For accounting purposes, the business combination was considered a “reverse merger” in which Nytis USA was considered the accounting acquirer.  The combination was recorded as a recapitalization under which SLSC issued shares in exchange for the net assets of Nytis USA.  The assets of Nytis USA were recorded at their respective book value and were not adjusted to their estimated fair value.  No goodwill or other intangible assets were recorded in the transaction.

 

All share amounts, including those for which any securities are exercisable or convertible, have been adjusted to reflect the conversion ratio used in the merger.  In addition, stockholders’ equity and earnings per share have been retroactively restated to reflect the number of shares of SLSC common stock received by Nytis USA stockholders in the merger.  Also, as a result of the completion of the merger, SLSC amended its bylaws to change the fiscal year of the Company from March 31 to December 31.

 

Note 4 — Fair Value Measurements

 

Authoritative guidance defines fair value as the price that would be received to sell an asset or paid to transfer a liability (an exit price) in an orderly transaction between market participants at the measurement date.  The guidance establishes a hierarchy for inputs used in measuring fair value that maximizes the use of observable inputs and minimizes the use of unobservable inputs by requiring that the most observable inputs be used when available.  Observable inputs are inputs that market participants would use in pricing the asset or liability developed based on market data obtained from sources independent of the Company.  Unobservable inputs are inputs that reflect the Company’s assumptions of what market participants would use in pricing the asset or liability developed based on the best information available in the circumstances.  The hierarchy is broken down into three levels based on the reliability of the inputs as follows:

 

 

Level 1:

Quoted prices are available in active markets for identical assets or liabilities;

 

 

 

 

Level 2:

Quoted prices in active markets for similar assets or liabilities that are observable for the asset or liability; or

 

 

 

 

Level 3:

Unobservable pricing inputs that are generally less observable from objective sources, such as discounted cash flow models or valuations.

□ □ □ □ □

» Problems to work on:
1. Can you write out the passage on the merger and fair value word for word, starting at "All share amounts, including" and ending at "to December 31."?
2. Could you extend the passage on the merger and fair value, picking up after its final sentence?
Nothing in the lines is needed here.

» Dataset section:

□ □ □ □ □

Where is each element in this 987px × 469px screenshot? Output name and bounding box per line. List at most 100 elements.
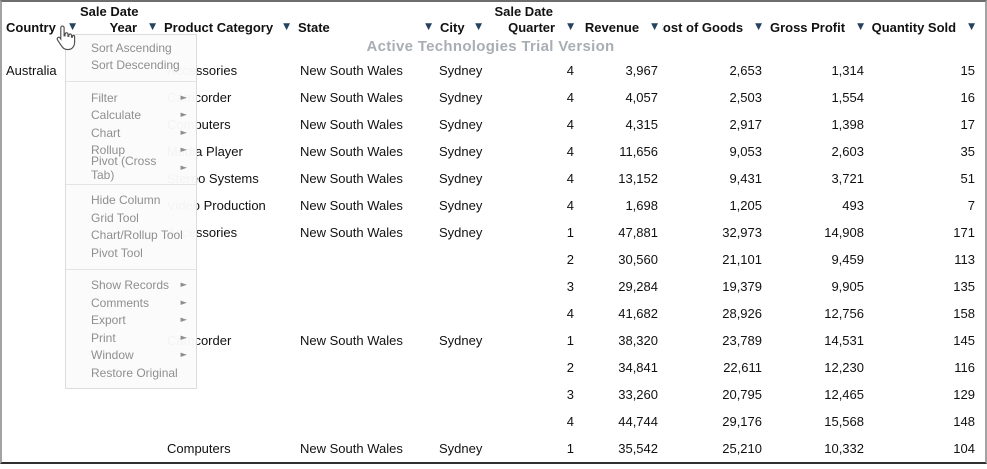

□ □ □ □ □

» Answers for the exercise:
1.
All share amounts, including those for which any securities are exercisable or convertible, have been adjusted to reflect the conversion ratio used in the merger.  In addition, stockholders’ equity and earnings per share have been retroactively restated to reflect the number of shares of SLSC common stock received by Nytis USA stockholders in the merger.  Also, as a result of the completion of the merger, SLSC amended its bylaws to change the fiscal year of the Company from March 31 to December 31.

2.
 

Financial assets and liabilities are classified based on the lowest level of input that is significant to the fair value measurement.  The Company’s policy is to recognize transfers in/and or out of fair value hierarchy as of the end of the reporting period for which the event or change in circumstances caused the transfer.  The Company has consistently applied the valuation techniques discussed below for all periods presented.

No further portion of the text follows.